* [ENTRIES]
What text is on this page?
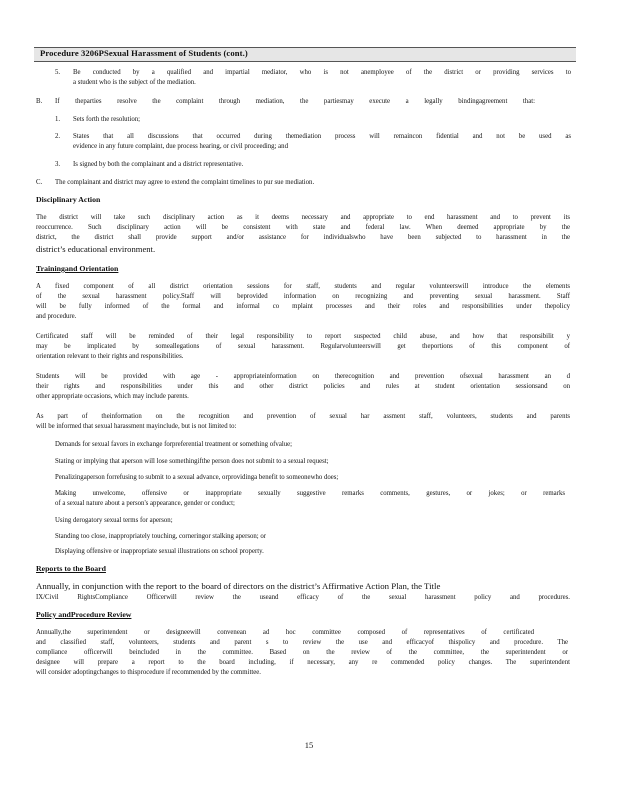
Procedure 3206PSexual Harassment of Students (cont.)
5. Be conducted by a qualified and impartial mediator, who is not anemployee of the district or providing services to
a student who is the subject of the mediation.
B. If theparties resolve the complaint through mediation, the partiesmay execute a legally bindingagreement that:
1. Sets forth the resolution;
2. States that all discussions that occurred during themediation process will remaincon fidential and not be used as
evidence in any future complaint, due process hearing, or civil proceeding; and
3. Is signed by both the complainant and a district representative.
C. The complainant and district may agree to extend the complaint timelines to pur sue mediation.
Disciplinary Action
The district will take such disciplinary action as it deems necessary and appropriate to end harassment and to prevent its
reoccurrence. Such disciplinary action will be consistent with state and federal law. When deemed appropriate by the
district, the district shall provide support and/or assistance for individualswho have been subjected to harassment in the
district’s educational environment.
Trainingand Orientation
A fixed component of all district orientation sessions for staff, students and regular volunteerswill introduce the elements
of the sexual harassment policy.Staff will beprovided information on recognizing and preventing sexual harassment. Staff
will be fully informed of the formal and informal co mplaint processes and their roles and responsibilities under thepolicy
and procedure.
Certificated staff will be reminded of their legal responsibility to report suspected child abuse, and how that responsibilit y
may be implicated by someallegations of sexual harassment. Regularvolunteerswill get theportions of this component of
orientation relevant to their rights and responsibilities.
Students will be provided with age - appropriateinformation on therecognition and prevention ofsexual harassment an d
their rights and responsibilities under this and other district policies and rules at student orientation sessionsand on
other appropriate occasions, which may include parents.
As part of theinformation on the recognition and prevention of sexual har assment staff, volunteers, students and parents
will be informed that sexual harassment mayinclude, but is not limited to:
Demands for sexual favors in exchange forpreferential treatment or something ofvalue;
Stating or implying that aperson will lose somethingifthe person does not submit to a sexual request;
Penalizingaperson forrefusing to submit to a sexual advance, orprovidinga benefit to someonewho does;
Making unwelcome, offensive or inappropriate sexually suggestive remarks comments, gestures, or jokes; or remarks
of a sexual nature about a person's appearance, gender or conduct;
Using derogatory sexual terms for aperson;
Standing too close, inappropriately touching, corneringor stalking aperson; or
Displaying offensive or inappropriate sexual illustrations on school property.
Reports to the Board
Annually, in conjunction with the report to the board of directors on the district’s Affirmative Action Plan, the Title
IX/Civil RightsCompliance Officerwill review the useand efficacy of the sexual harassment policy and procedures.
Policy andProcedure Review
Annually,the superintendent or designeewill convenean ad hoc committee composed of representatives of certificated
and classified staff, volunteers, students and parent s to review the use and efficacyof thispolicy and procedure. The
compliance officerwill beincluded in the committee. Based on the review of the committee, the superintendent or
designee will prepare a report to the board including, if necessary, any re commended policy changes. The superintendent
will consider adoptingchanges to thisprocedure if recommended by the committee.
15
---
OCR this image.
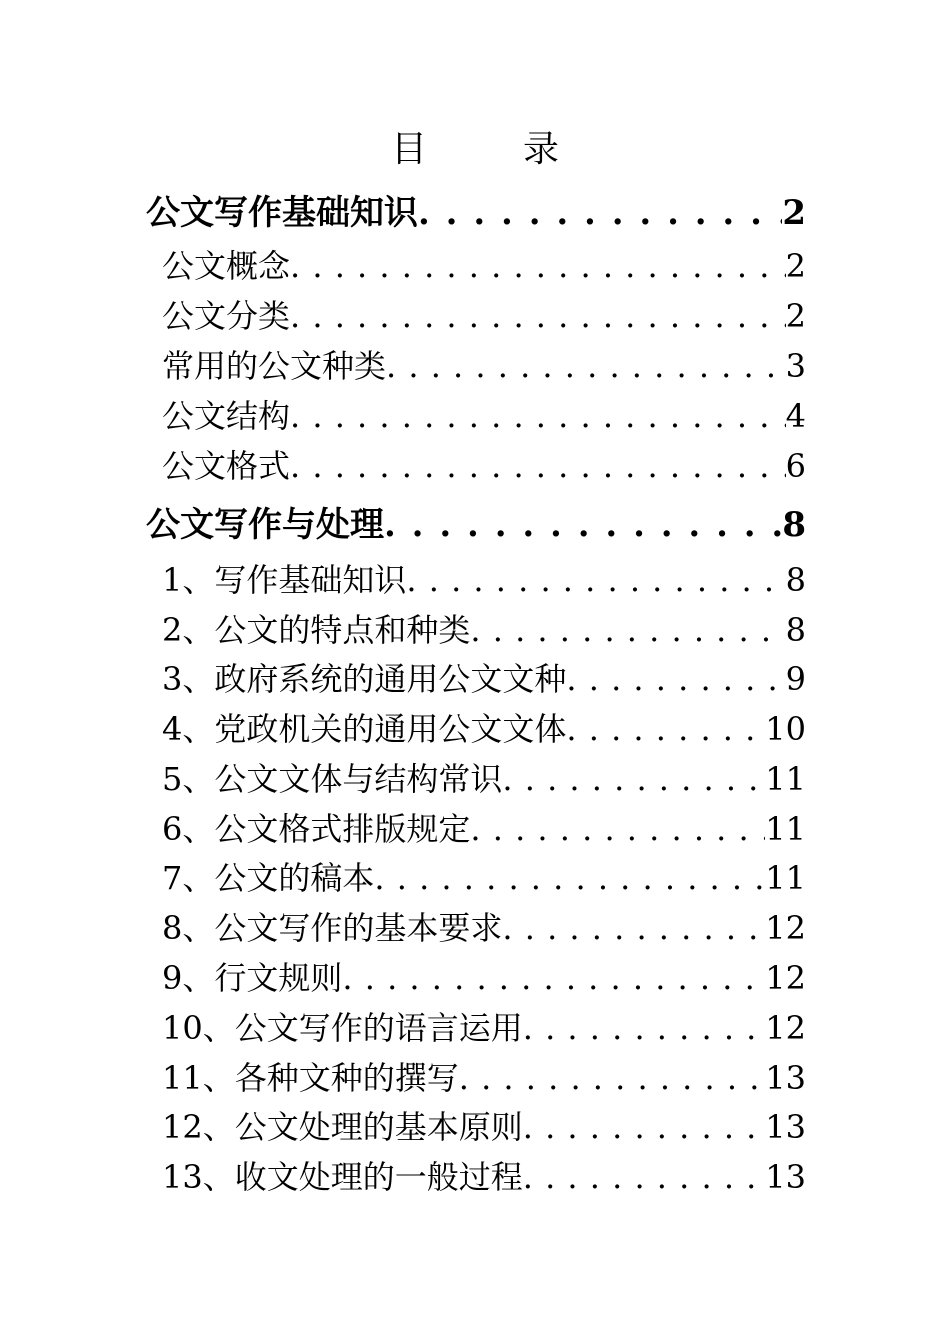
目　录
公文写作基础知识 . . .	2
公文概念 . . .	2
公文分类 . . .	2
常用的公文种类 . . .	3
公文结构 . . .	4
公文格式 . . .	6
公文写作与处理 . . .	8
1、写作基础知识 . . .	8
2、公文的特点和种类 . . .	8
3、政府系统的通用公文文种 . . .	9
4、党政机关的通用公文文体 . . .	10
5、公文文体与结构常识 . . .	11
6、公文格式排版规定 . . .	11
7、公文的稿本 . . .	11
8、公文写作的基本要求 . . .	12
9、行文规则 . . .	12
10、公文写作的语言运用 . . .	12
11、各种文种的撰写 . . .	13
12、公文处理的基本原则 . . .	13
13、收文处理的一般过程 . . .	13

* [INSTRUCTIONS TO FOLLOW]
Find every line with "under" in the listing and state how many there are, nothing else.

* [WRITTEN REPLY]
2